Saved entries
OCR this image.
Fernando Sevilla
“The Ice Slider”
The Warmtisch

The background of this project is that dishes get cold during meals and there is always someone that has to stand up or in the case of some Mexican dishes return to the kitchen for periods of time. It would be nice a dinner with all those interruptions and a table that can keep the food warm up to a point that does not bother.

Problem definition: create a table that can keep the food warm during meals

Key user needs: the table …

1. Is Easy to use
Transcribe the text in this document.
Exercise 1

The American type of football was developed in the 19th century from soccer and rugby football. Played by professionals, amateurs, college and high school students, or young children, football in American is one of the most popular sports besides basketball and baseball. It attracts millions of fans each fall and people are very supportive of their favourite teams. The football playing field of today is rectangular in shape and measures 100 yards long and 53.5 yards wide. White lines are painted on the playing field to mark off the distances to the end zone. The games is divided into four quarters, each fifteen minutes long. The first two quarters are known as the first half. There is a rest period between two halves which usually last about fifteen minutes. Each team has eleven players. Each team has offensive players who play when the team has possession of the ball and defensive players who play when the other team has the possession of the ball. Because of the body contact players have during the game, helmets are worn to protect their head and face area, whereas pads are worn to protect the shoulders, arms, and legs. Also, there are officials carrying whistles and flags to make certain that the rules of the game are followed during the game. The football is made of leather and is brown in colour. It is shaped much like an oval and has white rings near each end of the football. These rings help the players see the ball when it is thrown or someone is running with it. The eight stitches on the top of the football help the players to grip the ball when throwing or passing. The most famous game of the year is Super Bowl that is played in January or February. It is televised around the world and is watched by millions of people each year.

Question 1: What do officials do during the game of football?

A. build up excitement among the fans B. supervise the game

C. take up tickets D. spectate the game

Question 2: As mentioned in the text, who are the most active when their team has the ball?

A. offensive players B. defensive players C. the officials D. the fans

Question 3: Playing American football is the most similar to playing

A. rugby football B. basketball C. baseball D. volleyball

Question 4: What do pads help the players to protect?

### SET EXERCISE
Copy the data above exactly. Every line must be included.

### FINISHED TASK
OCR this image.
Fernando Sevilla
“The Ice Slider”
The Warmtisch

The background of this project is that dishes get cold during meals and there is always someone that has to stand up or in the case of some Mexican dishes return to the kitchen for periods of time. It would be nice a dinner with all those interruptions and a table that can keep the food warm up to a point that does not bother.

Problem definition: create a table that can keep the food warm during meals

Key user needs: the table …

1. Is Easy to use
Transcribe the text in this document.
Exercise 1

The American type of football was developed in the 19th century from soccer and rugby football. Played by professionals, amateurs, college and high school students, or young children, football in American is one of the most popular sports besides basketball and baseball. It attracts millions of fans each fall and people are very supportive of their favourite teams. The football playing field of today is rectangular in shape and measures 100 yards long and 53.5 yards wide. White lines are painted on the playing field to mark off the distances to the end zone. The games is divided into four quarters, each fifteen minutes long. The first two quarters are known as the first half. There is a rest period between two halves which usually last about fifteen minutes. Each team has eleven players. Each team has offensive players who play when the team has possession of the ball and defensive players who play when the other team has the possession of the ball. Because of the body contact players have during the game, helmets are worn to protect their head and face area, whereas pads are worn to protect the shoulders, arms, and legs. Also, there are officials carrying whistles and flags to make certain that the rules of the game are followed during the game. The football is made of leather and is brown in colour. It is shaped much like an oval and has white rings near each end of the football. These rings help the players see the ball when it is thrown or someone is running with it. The eight stitches on the top of the football help the players to grip the ball when throwing or passing. The most famous game of the year is Super Bowl that is played in January or February. It is televised around the world and is watched by millions of people each year.

Question 1: What do officials do during the game of football?

A. build up excitement among the fans B. supervise the game

C. take up tickets D. spectate the game

Question 2: As mentioned in the text, who are the most active when their team has the ball?

A. offensive players B. defensive players C. the officials D. the fans

Question 3: Playing American football is the most similar to playing

A. rugby football B. basketball C. baseball D. volleyball

Question 4: What do pads help the players to protect?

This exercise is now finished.